▶ **AIM**
Identify each line in the records below that contains the word "this", and copy it.

[Extracted data entries]
━━━━━━━━━━

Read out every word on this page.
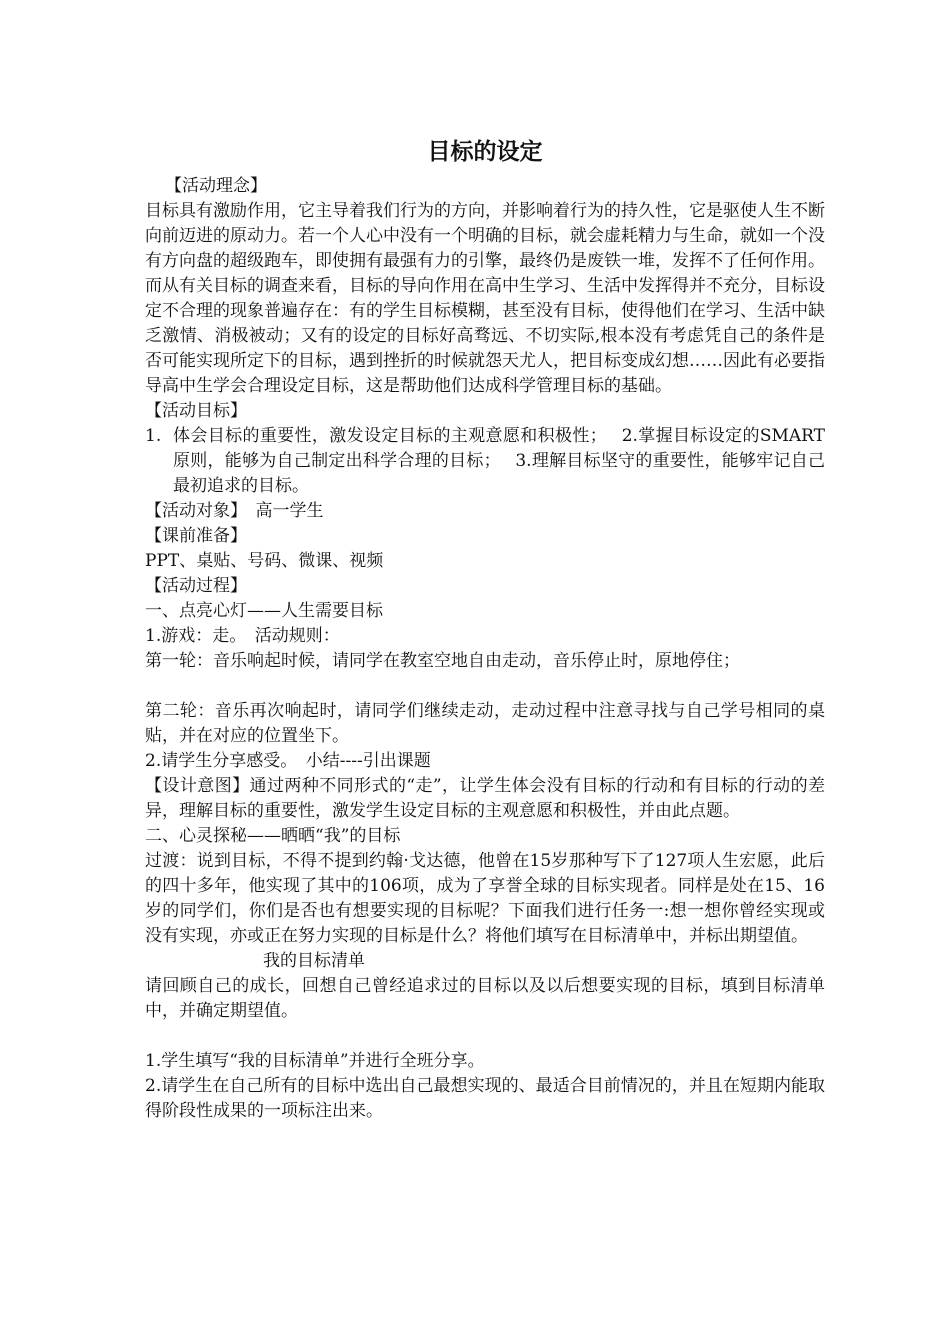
目标的设定

【活动理念】

目标具有激励作用，它主导着我们行为的方向，并影响着行为的持久性，它是驱使人生不断向前迈进的原动力。若一个人心中没有一个明确的目标，就会虚耗精力与生命，就如一个没有方向盘的超级跑车，即使拥有最强有力的引擎，最终仍是废铁一堆，发挥不了任何作用。而从有关目标的调查来看，目标的导向作用在高中生学习、生活中发挥得并不充分，目标设定不合理的现象普遍存在：有的学生目标模糊，甚至没有目标，使得他们在学习、生活中缺乏激情、消极被动；又有的设定的目标好高骛远、不切实际,根本没有考虑凭自己的条件是否可能实现所定下的目标，遇到挫折的时候就怨天尤人，把目标变成幻想……因此有必要指导高中生学会合理设定目标，这是帮助他们达成科学管理目标的基础。

【活动目标】

1. 体会目标的重要性，激发设定目标的主观意愿和积极性；　 2.掌握目标设定的SMART原则，能够为自己制定出科学合理的目标；　 3.理解目标坚守的重要性，能够牢记自己最初追求的目标。

【活动对象】　高一学生

【课前准备】

PPT、桌贴、号码、微课、视频

【活动过程】

一、点亮心灯——人生需要目标

1.游戏：走。　活动规则：

第一轮：音乐响起时候，请同学在教室空地自由走动，音乐停止时，原地停住；

第二轮：音乐再次响起时，请同学们继续走动，走动过程中注意寻找与自己学号相同的桌贴，并在对应的位置坐下。

2.请学生分享感受。　小结----引出课题

【设计意图】通过两种不同形式的“走”，让学生体会没有目标的行动和有目标的行动的差异，理解目标的重要性，激发学生设定目标的主观意愿和积极性，并由此点题。

二、心灵探秘——晒晒“我”的目标

过渡：说到目标，不得不提到约翰·戈达德，他曾在15岁那种写下了127项人生宏愿，此后的四十多年，他实现了其中的106项，成为了享誉全球的目标实现者。同样是处在15、16岁的同学们，你们是否也有想要实现的目标呢？下面我们进行任务一:想一想你曾经实现或没有实现，亦或正在努力实现的目标是什么？将他们填写在目标清单中，并标出期望值。

我的目标清单

请回顾自己的成长，回想自己曾经追求过的目标以及以后想要实现的目标，填到目标清单中，并确定期望值。

1.学生填写“我的目标清单”并进行全班分享。

2.请学生在自己所有的目标中选出自己最想实现的、最适合目前情况的，并且在短期内能取得阶段性成果的一项标注出来。
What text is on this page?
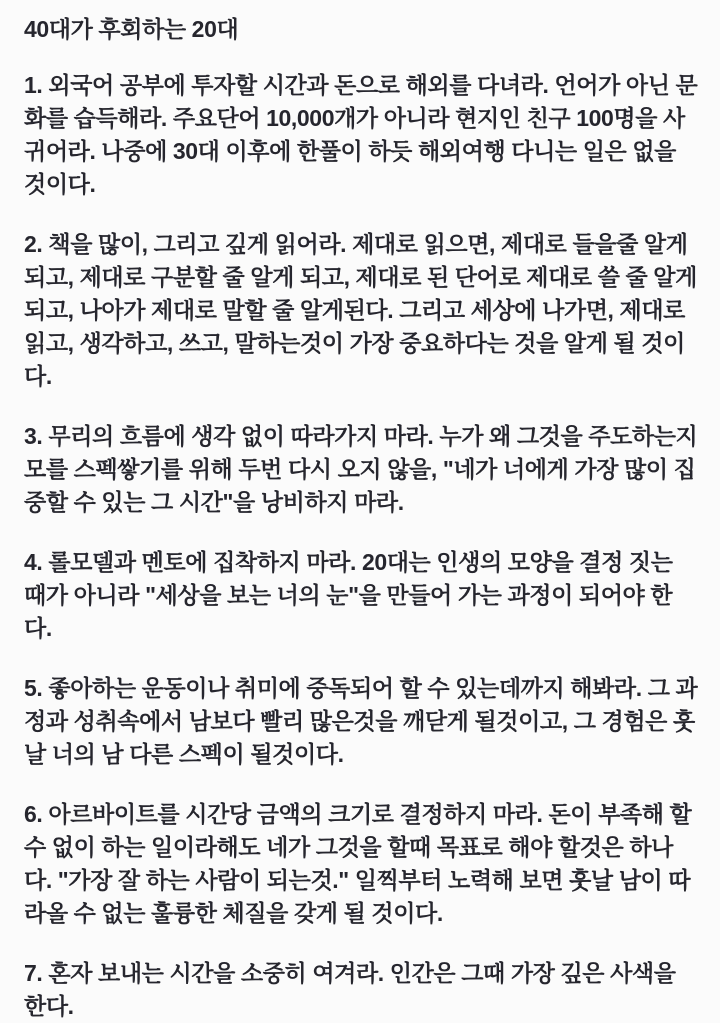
40대가 후회하는 20대

1. 외국어 공부에 투자할 시간과 돈으로 해외를 다녀라. 언어가 아닌 문화를 습득해라. 주요단어 10,000개가 아니라 현지인 친구 100명을 사귀어라. 나중에 30대 이후에 한풀이 하듯 해외여행 다니는 일은 없을 것이다.

2. 책을 많이, 그리고 깊게 읽어라. 제대로 읽으면, 제대로 들을줄 알게 되고, 제대로 구분할 줄 알게 되고, 제대로 된 단어로 제대로 쓸 줄 알게 되고, 나아가 제대로 말할 줄 알게된다. 그리고 세상에 나가면, 제대로 읽고, 생각하고, 쓰고, 말하는것이 가장 중요하다는 것을 알게 될 것이다.

3. 무리의 흐름에 생각 없이 따라가지 마라. 누가 왜 그것을 주도하는지 모를 스펙쌓기를 위해 두번 다시 오지 않을, "네가 너에게 가장 많이 집중할 수 있는 그 시간"을 낭비하지 마라.

4. 롤모델과 멘토에 집착하지 마라. 20대는 인생의 모양을 결정 짓는 때가 아니라 "세상을 보는 너의 눈"을 만들어 가는 과정이 되어야 한다.

5. 좋아하는 운동이나 취미에 중독되어 할 수 있는데까지 해봐라. 그 과정과 성취속에서 남보다 빨리 많은것을 깨닫게 될것이고, 그 경험은 훗날 너의 남 다른 스펙이 될것이다.

6. 아르바이트를 시간당 금액의 크기로 결정하지 마라. 돈이 부족해 할 수 없이 하는 일이라해도 네가 그것을 할때 목표로 해야 할것은 하나다. "가장 잘 하는 사람이 되는것." 일찍부터 노력해 보면 훗날 남이 따라올 수 없는 훌륭한 체질을 갖게 될 것이다.

7. 혼자 보내는 시간을 소중히 여겨라. 인간은 그때 가장 깊은 사색을 한다.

━━━━━━━━━━

▶ **EXERCISE OUTPUT**
Read out every word on this page.
What text is on this page?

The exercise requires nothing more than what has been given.